## START Data provided

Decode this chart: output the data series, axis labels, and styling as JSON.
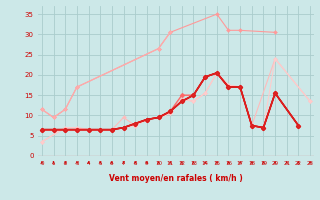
{
  "xlabel": "Vent moyen/en rafales ( km/h )",
  "background_color": "#cce8e8",
  "grid_color": "#aacccc",
  "x_values": [
    0,
    1,
    2,
    3,
    4,
    5,
    6,
    7,
    8,
    9,
    10,
    11,
    12,
    13,
    14,
    15,
    16,
    17,
    18,
    19,
    20,
    21,
    22,
    23
  ],
  "ylim": [
    0,
    37
  ],
  "yticks": [
    0,
    5,
    10,
    15,
    20,
    25,
    30,
    35
  ],
  "series": [
    {
      "color": "#ff9999",
      "linewidth": 0.8,
      "marker": "D",
      "markersize": 2.0,
      "data": [
        11.5,
        9.5,
        11.5,
        17.0,
        null,
        null,
        null,
        null,
        null,
        null,
        26.5,
        30.5,
        null,
        null,
        null,
        35.0,
        31.0,
        31.0,
        null,
        null,
        30.5,
        null,
        null,
        null
      ]
    },
    {
      "color": "#ffaaaa",
      "linewidth": 0.8,
      "marker": "D",
      "markersize": 2.0,
      "data": [
        11.5,
        9.5,
        11.5,
        17.0,
        null,
        null,
        null,
        null,
        null,
        null,
        26.5,
        30.5,
        null,
        null,
        null,
        null,
        null,
        null,
        null,
        null,
        null,
        null,
        null,
        null
      ]
    },
    {
      "color": "#ffbbbb",
      "linewidth": 0.8,
      "marker": "D",
      "markersize": 2.0,
      "data": [
        3.5,
        null,
        7.0,
        7.0,
        6.5,
        6.5,
        6.5,
        9.5,
        7.5,
        9.0,
        9.5,
        10.5,
        14.0,
        13.5,
        15.5,
        20.5,
        17.5,
        17.0,
        7.5,
        null,
        24.0,
        null,
        null,
        13.5
      ]
    },
    {
      "color": "#ffcccc",
      "linewidth": 0.8,
      "marker": "D",
      "markersize": 2.0,
      "data": [
        3.5,
        null,
        7.0,
        7.0,
        6.5,
        6.5,
        6.5,
        7.0,
        7.5,
        9.0,
        9.5,
        10.5,
        14.0,
        13.5,
        15.5,
        20.5,
        17.5,
        17.0,
        7.5,
        7.0,
        24.0,
        null,
        null,
        13.5
      ]
    },
    {
      "color": "#ff6666",
      "linewidth": 1.0,
      "marker": "D",
      "markersize": 2.5,
      "data": [
        6.5,
        6.5,
        6.5,
        6.5,
        6.5,
        6.5,
        6.5,
        7.0,
        8.0,
        9.0,
        9.5,
        11.0,
        15.0,
        15.0,
        19.5,
        20.5,
        17.0,
        17.0,
        7.5,
        7.0,
        15.5,
        null,
        7.5,
        null
      ]
    },
    {
      "color": "#ff4444",
      "linewidth": 1.0,
      "marker": "D",
      "markersize": 2.5,
      "data": [
        6.5,
        6.5,
        6.5,
        6.5,
        6.5,
        6.5,
        6.5,
        7.0,
        8.0,
        9.0,
        9.5,
        11.0,
        13.5,
        15.0,
        19.5,
        20.5,
        17.0,
        17.0,
        7.5,
        7.0,
        15.5,
        null,
        7.5,
        null
      ]
    },
    {
      "color": "#cc0000",
      "linewidth": 1.2,
      "marker": "D",
      "markersize": 2.5,
      "data": [
        6.5,
        6.5,
        6.5,
        6.5,
        6.5,
        6.5,
        6.5,
        7.0,
        8.0,
        9.0,
        9.5,
        11.0,
        13.5,
        15.0,
        19.5,
        20.5,
        17.0,
        17.0,
        7.5,
        7.0,
        15.5,
        null,
        7.5,
        null
      ]
    },
    {
      "color": "#dd2222",
      "linewidth": 1.0,
      "marker": "D",
      "markersize": 2.2,
      "data": [
        6.5,
        6.5,
        6.5,
        6.5,
        6.5,
        6.5,
        6.5,
        7.0,
        8.0,
        9.0,
        9.5,
        11.0,
        13.5,
        15.0,
        19.5,
        20.5,
        17.0,
        17.0,
        7.5,
        7.0,
        15.5,
        null,
        7.5,
        null
      ]
    }
  ],
  "wind_arrows_x": [
    0,
    1,
    2,
    3,
    4,
    5,
    6,
    7,
    8,
    9,
    10,
    11,
    12,
    13,
    14,
    15,
    16,
    17,
    18,
    19,
    20,
    21,
    22,
    23
  ],
  "arrow_color": "#cc0000"
}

## END Data provided

Short exercise
The required answer is a single number: the count of lines in the entries that hold the string "series".

Task answer
2